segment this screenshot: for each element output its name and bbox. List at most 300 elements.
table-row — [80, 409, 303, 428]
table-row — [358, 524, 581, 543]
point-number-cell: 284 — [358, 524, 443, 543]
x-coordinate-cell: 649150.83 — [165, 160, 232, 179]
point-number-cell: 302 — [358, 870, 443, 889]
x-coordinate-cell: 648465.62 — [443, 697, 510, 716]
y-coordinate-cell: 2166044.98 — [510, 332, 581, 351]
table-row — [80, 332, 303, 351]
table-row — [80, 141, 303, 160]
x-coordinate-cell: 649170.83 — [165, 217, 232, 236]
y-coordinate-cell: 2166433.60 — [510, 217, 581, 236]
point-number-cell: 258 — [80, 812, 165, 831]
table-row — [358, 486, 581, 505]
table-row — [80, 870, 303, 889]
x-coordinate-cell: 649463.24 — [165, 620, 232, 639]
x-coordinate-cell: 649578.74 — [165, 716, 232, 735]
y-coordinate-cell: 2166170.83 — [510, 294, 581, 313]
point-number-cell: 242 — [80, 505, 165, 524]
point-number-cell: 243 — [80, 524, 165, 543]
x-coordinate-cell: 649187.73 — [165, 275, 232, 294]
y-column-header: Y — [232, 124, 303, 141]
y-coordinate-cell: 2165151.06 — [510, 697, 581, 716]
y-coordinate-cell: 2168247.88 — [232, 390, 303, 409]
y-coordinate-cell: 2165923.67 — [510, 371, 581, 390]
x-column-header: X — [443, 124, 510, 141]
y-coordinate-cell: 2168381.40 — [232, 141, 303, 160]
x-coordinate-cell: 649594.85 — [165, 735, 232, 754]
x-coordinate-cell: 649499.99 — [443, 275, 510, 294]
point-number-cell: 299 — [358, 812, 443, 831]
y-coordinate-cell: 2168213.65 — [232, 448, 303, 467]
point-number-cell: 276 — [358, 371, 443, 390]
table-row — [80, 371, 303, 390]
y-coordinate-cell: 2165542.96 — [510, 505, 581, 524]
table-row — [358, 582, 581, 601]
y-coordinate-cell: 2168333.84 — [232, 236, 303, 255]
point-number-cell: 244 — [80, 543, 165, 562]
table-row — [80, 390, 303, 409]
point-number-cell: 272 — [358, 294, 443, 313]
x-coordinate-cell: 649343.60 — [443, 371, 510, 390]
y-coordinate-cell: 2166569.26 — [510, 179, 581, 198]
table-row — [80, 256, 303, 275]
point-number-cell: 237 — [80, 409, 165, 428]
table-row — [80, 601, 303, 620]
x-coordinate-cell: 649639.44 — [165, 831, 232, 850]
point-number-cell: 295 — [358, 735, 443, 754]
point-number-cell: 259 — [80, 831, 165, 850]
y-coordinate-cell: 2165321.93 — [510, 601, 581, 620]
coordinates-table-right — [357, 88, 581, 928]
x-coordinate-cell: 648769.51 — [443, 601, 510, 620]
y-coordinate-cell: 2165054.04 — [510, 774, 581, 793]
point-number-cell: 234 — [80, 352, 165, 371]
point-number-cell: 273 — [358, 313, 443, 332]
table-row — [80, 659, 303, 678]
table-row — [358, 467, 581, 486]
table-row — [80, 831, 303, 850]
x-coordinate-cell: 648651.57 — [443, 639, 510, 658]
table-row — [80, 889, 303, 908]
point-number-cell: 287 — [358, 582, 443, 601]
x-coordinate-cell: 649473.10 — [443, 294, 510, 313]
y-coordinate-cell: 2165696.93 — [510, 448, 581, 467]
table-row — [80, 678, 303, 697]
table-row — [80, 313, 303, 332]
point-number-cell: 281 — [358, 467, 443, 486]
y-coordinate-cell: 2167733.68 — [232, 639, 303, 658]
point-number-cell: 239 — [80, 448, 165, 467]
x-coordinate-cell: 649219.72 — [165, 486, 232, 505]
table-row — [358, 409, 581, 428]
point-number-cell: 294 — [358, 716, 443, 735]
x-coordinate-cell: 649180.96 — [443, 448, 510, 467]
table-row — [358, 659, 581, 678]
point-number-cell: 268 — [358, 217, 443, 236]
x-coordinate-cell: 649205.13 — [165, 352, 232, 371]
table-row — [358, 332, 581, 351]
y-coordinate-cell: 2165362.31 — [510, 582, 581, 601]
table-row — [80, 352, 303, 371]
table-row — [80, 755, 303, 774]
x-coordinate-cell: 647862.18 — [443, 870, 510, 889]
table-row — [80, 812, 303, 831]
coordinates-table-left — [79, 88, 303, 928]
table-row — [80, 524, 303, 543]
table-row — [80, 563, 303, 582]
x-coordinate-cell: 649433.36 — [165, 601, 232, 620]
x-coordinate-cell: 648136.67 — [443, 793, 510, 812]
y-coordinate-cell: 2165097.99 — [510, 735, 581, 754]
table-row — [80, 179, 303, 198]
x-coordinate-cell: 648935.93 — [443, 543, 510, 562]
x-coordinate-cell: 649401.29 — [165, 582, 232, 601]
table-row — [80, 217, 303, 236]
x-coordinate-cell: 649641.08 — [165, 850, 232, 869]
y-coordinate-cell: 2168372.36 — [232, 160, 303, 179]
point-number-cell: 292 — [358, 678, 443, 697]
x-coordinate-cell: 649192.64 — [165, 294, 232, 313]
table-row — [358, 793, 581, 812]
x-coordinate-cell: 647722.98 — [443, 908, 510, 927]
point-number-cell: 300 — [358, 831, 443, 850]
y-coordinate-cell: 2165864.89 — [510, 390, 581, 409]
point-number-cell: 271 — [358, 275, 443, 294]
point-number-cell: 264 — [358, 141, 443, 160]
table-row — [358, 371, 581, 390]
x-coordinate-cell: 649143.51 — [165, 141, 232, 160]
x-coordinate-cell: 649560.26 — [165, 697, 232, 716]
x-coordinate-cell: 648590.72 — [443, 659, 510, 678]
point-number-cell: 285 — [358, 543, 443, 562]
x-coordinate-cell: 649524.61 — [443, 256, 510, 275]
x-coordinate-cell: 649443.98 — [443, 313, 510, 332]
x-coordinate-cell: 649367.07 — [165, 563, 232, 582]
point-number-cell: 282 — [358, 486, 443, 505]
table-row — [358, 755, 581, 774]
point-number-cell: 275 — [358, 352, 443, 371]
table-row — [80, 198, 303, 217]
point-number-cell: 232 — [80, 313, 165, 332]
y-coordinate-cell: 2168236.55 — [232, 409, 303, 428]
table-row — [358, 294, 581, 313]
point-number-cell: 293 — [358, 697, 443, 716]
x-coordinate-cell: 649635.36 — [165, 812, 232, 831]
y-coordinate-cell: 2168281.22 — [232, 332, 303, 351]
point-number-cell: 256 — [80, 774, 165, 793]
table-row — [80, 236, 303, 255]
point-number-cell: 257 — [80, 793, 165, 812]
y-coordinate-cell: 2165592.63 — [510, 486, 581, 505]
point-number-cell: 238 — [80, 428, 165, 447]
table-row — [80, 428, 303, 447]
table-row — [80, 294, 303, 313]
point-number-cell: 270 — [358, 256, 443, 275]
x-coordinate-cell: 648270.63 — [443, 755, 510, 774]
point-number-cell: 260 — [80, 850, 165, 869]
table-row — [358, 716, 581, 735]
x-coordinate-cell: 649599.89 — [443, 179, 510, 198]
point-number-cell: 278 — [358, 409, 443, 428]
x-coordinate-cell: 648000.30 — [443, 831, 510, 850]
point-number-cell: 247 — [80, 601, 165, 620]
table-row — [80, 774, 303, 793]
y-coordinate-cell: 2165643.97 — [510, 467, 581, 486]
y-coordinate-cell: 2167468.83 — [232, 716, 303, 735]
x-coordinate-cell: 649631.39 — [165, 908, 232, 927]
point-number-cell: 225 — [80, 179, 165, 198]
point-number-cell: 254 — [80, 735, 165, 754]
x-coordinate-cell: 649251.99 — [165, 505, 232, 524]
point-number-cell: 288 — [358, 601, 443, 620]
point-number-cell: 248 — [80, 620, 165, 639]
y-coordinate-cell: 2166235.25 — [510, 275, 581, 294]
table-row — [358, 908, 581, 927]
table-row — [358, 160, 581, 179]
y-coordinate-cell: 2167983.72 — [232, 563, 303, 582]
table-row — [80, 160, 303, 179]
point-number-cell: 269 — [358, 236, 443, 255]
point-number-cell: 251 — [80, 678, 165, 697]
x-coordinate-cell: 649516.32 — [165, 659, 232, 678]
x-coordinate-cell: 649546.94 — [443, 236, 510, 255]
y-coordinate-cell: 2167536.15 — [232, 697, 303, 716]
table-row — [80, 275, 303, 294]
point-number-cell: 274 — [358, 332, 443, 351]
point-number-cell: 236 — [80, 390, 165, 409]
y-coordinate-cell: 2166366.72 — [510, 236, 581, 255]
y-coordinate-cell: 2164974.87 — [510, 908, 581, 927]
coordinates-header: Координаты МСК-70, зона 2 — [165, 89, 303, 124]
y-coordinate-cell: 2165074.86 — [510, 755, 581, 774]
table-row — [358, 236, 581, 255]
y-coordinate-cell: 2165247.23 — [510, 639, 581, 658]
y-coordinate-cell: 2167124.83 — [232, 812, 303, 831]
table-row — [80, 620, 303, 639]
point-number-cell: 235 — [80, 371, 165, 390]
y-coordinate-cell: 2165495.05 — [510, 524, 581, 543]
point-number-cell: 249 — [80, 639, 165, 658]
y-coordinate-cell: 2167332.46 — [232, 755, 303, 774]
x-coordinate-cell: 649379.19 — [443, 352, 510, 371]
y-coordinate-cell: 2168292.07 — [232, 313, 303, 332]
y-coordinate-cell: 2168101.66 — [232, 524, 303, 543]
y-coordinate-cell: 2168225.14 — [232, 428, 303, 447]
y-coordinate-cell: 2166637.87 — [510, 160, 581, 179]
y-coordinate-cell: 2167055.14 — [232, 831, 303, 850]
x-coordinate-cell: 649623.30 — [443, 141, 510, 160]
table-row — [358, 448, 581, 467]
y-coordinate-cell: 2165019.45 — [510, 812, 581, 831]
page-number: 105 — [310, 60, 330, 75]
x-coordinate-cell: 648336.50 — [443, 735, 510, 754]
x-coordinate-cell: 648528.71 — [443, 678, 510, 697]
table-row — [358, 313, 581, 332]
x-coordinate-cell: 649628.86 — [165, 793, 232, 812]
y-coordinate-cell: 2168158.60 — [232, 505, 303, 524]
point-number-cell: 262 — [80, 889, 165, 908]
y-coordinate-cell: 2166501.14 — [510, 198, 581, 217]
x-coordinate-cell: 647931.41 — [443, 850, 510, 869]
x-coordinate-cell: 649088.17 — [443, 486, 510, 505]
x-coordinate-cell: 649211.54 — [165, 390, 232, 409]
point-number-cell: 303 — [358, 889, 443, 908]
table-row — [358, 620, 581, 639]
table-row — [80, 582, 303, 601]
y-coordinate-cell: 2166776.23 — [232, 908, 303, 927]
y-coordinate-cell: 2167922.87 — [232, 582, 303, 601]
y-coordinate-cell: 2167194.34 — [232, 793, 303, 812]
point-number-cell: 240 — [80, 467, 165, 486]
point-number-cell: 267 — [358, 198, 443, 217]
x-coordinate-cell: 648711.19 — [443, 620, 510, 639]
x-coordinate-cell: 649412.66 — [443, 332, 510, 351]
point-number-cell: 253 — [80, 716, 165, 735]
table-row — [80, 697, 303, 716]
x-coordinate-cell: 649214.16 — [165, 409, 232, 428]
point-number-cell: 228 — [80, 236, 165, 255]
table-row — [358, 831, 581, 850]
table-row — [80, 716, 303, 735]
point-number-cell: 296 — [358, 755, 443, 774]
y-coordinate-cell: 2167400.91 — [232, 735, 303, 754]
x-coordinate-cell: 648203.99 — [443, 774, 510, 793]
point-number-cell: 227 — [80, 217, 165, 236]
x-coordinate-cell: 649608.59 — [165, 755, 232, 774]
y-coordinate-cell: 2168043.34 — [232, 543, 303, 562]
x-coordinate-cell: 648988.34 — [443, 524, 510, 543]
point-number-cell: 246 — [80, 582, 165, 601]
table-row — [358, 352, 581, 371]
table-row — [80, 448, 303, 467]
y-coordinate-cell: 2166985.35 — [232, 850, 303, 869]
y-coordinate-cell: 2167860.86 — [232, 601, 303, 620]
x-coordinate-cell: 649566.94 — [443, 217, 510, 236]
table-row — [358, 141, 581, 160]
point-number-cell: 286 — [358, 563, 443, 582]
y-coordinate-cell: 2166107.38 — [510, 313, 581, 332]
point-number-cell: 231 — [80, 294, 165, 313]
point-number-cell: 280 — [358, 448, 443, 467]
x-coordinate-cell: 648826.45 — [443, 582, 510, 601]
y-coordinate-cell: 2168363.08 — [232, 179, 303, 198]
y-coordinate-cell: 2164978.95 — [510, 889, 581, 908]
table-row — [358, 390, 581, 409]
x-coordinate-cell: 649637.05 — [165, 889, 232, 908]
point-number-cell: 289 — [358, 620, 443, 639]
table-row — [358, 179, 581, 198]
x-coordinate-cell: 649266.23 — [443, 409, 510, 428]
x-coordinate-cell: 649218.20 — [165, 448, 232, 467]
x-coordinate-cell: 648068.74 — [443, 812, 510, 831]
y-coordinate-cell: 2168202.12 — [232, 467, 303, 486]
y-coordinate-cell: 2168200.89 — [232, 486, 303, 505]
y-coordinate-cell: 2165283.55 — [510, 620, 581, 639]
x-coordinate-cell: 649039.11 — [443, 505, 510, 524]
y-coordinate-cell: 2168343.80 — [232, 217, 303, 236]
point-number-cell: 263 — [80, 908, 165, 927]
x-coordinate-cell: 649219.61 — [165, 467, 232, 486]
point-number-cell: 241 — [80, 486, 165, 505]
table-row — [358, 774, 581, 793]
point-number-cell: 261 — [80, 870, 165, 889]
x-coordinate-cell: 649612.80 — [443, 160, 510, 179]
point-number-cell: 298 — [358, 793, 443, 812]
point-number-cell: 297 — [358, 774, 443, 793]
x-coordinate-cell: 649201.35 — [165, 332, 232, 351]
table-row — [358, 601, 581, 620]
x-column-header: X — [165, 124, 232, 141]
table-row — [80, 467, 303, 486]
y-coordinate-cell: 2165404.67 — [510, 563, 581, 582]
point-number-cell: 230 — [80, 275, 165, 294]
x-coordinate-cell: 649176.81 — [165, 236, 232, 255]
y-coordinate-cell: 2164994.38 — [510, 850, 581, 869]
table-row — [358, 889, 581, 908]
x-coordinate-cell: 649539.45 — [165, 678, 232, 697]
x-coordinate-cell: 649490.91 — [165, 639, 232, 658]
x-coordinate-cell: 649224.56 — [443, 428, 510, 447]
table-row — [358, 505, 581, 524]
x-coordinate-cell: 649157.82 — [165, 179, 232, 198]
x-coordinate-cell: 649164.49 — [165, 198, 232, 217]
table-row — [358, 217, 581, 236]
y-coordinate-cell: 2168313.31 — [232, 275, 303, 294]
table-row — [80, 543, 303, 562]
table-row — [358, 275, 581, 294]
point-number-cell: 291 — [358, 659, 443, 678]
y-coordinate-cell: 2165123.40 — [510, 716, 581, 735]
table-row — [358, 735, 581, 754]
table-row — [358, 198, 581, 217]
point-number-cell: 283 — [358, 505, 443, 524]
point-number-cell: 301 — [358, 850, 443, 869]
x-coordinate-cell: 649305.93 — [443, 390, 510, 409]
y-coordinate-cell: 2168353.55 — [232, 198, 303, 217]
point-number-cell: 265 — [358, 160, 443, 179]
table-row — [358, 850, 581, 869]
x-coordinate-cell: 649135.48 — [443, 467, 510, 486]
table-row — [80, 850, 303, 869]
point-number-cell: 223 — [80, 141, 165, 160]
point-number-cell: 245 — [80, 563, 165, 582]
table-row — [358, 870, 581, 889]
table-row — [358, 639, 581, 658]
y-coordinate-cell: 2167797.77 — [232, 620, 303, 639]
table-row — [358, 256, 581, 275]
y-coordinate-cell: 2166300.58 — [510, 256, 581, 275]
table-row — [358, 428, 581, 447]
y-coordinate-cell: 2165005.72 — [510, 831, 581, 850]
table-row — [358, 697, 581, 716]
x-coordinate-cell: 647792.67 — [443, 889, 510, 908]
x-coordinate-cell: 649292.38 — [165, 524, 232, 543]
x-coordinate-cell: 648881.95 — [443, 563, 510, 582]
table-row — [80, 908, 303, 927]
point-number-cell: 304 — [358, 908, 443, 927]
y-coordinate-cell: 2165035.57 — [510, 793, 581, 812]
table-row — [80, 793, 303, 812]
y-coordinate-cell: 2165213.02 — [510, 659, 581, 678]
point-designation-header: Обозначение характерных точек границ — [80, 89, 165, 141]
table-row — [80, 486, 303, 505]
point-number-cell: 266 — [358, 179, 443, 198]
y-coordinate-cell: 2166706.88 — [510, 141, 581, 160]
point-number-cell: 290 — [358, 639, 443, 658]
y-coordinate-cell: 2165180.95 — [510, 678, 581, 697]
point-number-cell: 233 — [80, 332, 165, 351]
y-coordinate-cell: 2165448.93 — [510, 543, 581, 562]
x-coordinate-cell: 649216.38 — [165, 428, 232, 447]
□ □ □ □ □ □ □
** What you have to do **
Rewrite the records starting at the first line and ending at the line that contains "table-row — [80, 141, 303, 160]", replacing "bbox" with "bounding box" and leaving everything else unchanged.

** Full response **
segment this screenshot: for each element output its name and bounding box. List at most 300 elements.
table-row — [80, 409, 303, 428]
table-row — [358, 524, 581, 543]
point-number-cell: 284 — [358, 524, 443, 543]
x-coordinate-cell: 649150.83 — [165, 160, 232, 179]
point-number-cell: 302 — [358, 870, 443, 889]
x-coordinate-cell: 648465.62 — [443, 697, 510, 716]
y-coordinate-cell: 2166044.98 — [510, 332, 581, 351]
table-row — [80, 332, 303, 351]
table-row — [80, 141, 303, 160]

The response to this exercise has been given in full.